**Records from a collection**
..........

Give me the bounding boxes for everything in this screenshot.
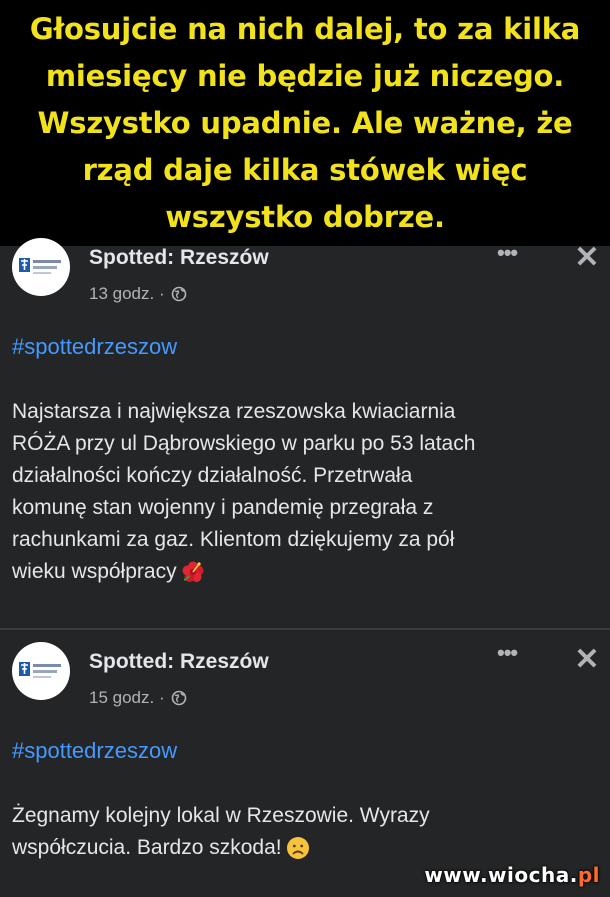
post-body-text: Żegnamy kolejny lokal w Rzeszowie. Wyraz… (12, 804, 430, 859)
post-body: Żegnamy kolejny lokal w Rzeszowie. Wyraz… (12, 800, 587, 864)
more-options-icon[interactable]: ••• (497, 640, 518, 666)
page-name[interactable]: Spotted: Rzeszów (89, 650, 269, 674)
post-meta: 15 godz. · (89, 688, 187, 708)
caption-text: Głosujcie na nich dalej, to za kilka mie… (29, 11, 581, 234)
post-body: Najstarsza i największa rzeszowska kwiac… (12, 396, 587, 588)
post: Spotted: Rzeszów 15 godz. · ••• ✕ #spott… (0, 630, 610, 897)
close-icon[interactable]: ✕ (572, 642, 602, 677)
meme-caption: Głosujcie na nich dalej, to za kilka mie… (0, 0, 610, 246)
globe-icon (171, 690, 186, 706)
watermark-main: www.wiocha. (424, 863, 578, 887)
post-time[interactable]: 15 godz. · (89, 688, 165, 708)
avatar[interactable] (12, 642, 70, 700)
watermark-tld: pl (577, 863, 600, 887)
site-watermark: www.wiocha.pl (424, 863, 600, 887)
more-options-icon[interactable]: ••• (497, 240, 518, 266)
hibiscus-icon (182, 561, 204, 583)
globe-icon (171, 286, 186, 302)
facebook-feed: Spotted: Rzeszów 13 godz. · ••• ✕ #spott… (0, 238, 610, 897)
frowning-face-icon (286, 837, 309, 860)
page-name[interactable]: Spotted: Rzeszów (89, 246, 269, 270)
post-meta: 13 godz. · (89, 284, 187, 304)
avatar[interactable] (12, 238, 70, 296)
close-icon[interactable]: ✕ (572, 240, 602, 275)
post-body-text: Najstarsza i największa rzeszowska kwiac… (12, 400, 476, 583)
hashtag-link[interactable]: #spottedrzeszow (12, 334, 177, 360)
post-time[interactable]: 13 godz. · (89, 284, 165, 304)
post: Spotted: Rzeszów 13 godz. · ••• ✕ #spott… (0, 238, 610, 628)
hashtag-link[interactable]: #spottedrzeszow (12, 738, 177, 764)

..........

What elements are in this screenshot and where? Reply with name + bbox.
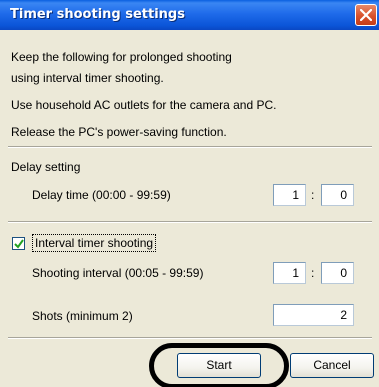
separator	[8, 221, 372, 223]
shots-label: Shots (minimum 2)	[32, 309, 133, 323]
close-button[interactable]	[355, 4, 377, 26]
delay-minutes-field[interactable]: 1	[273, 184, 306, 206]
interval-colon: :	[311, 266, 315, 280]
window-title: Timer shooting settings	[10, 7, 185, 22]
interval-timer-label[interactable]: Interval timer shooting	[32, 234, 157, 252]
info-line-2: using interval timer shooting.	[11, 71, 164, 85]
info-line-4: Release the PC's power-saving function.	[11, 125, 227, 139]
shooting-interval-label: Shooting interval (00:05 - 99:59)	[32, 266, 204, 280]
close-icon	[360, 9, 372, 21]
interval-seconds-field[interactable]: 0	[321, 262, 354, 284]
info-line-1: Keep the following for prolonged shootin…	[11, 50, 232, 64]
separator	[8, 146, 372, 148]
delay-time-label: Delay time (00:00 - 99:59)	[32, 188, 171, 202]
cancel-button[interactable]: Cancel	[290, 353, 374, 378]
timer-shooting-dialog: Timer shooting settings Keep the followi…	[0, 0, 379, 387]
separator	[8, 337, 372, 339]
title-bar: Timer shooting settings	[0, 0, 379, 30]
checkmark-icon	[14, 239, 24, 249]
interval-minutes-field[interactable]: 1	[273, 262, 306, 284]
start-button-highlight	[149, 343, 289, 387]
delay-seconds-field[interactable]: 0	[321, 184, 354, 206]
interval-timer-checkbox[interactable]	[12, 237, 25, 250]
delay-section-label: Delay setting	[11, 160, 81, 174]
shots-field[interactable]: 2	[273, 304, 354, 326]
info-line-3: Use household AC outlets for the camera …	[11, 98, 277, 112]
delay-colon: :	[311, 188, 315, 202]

..........

**Aim**
Identify every line in the items above that contains the string "label", and copy each of those lines. Case counts.

**Problem solution**
shots-label: Shots (minimum 2)	[32, 309, 133, 323]
interval-timer-label[interactable]: Interval timer shooting	[32, 234, 157, 252]
shooting-interval-label: Shooting interval (00:05 - 99:59)	[32, 266, 204, 280]
delay-time-label: Delay time (00:00 - 99:59)	[32, 188, 171, 202]
delay-section-label: Delay setting	[11, 160, 81, 174]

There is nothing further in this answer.